Some records:
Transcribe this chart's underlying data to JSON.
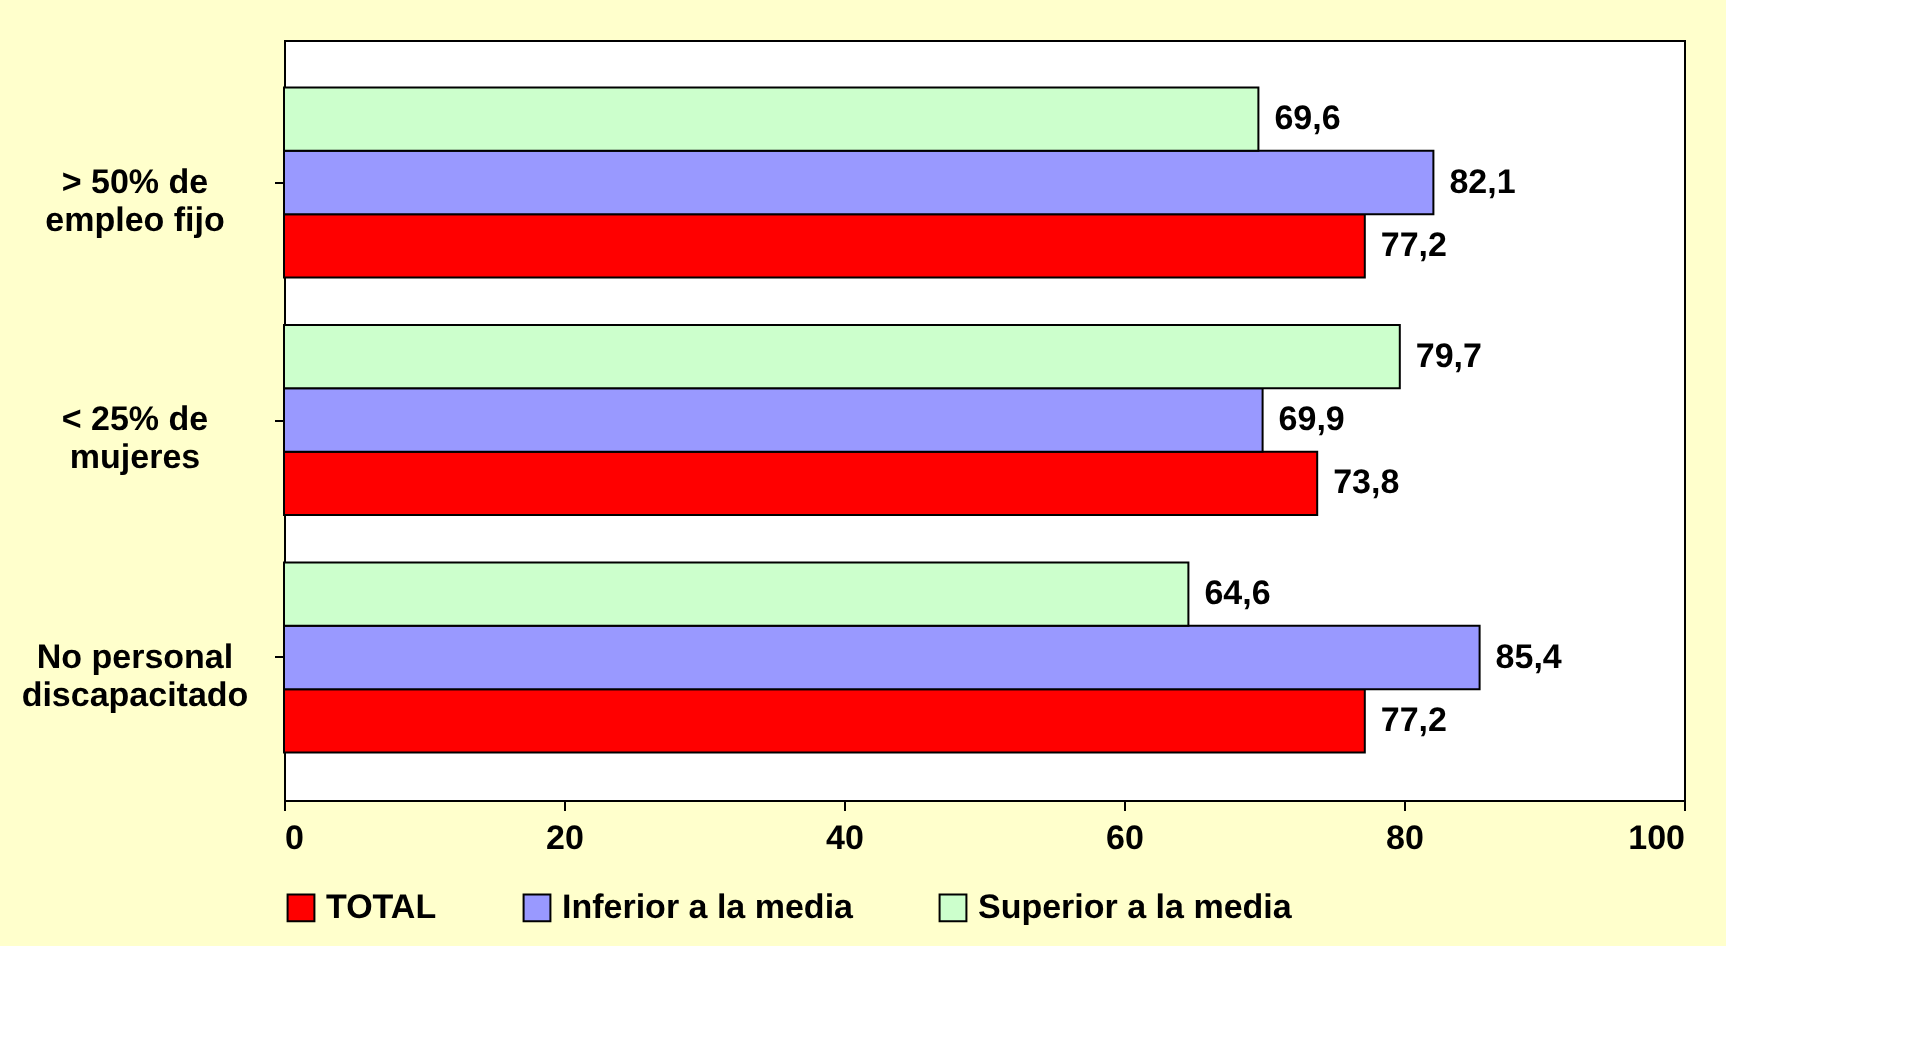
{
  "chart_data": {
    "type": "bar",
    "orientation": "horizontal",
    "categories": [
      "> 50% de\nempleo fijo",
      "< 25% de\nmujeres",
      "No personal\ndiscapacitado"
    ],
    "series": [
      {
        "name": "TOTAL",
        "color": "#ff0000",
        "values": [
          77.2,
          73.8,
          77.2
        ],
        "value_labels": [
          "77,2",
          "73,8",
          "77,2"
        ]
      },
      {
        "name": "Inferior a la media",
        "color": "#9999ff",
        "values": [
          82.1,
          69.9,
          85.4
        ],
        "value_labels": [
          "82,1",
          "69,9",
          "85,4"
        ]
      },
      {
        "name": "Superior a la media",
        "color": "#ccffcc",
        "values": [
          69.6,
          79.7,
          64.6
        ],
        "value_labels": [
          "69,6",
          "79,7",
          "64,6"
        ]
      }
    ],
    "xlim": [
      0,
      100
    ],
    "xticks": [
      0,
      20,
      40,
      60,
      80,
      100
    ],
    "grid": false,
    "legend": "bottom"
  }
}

---

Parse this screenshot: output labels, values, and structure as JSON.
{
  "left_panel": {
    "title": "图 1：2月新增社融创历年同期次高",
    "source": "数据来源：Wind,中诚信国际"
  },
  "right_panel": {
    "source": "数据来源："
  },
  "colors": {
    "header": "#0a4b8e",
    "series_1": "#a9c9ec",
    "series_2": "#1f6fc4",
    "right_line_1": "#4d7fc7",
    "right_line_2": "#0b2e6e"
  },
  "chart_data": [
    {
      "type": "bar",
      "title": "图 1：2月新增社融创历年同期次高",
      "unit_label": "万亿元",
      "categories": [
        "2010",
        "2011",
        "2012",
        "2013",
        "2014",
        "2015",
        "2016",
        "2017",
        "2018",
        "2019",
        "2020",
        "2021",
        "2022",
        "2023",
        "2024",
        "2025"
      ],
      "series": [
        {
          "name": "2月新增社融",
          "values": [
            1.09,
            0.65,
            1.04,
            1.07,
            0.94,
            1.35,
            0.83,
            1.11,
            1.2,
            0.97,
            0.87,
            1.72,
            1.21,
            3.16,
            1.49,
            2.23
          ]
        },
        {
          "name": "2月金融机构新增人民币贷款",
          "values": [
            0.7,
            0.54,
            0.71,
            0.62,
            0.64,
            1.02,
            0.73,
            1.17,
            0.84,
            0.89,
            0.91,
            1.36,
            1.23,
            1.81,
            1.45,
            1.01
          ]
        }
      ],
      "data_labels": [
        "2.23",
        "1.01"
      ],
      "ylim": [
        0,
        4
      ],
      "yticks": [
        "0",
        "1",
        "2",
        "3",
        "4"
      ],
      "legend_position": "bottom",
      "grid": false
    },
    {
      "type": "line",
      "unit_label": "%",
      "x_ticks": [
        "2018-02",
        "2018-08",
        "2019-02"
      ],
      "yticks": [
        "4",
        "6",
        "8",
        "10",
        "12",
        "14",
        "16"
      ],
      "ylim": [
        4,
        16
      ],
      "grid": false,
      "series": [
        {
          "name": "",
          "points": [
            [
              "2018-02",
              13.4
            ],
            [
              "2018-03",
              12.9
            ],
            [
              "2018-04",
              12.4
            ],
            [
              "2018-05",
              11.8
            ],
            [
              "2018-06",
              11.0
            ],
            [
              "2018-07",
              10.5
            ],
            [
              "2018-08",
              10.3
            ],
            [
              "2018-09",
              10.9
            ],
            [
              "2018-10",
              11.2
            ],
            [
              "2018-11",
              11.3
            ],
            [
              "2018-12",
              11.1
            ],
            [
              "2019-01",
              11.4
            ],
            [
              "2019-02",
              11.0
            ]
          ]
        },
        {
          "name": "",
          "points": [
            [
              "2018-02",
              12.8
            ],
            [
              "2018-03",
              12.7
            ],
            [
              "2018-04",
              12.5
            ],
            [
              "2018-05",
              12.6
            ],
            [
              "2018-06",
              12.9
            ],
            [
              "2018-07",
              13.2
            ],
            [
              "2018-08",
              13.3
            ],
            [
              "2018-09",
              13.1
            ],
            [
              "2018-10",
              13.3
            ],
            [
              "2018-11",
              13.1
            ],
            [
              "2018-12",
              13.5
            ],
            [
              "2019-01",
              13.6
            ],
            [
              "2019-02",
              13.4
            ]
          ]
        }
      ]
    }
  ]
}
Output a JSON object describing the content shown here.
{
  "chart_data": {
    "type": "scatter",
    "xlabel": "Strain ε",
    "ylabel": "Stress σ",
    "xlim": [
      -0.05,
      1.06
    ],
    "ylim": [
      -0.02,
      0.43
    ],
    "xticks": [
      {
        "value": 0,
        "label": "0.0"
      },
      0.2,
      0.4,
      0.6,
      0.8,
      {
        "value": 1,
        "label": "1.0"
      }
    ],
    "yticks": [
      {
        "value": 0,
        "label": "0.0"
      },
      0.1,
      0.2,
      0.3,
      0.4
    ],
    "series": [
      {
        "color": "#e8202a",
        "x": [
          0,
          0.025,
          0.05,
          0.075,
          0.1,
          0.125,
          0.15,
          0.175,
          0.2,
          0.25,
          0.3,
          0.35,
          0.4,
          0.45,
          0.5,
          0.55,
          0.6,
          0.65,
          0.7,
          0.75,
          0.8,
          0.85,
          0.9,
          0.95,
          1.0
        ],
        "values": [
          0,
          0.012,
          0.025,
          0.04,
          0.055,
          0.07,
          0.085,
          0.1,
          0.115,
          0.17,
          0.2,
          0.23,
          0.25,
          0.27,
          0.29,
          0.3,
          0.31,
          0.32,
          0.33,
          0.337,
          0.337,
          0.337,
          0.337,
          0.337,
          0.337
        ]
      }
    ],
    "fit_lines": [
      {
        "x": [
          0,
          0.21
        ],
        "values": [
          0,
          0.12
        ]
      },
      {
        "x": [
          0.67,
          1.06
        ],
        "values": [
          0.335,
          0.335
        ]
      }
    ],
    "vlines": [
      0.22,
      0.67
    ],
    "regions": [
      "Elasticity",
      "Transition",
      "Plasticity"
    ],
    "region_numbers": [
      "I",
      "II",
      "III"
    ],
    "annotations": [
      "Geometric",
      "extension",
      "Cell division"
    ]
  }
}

> [Exercise details]:
Give nothing but the number of lines containing the string "title".

> [Answer for this exercise]:
2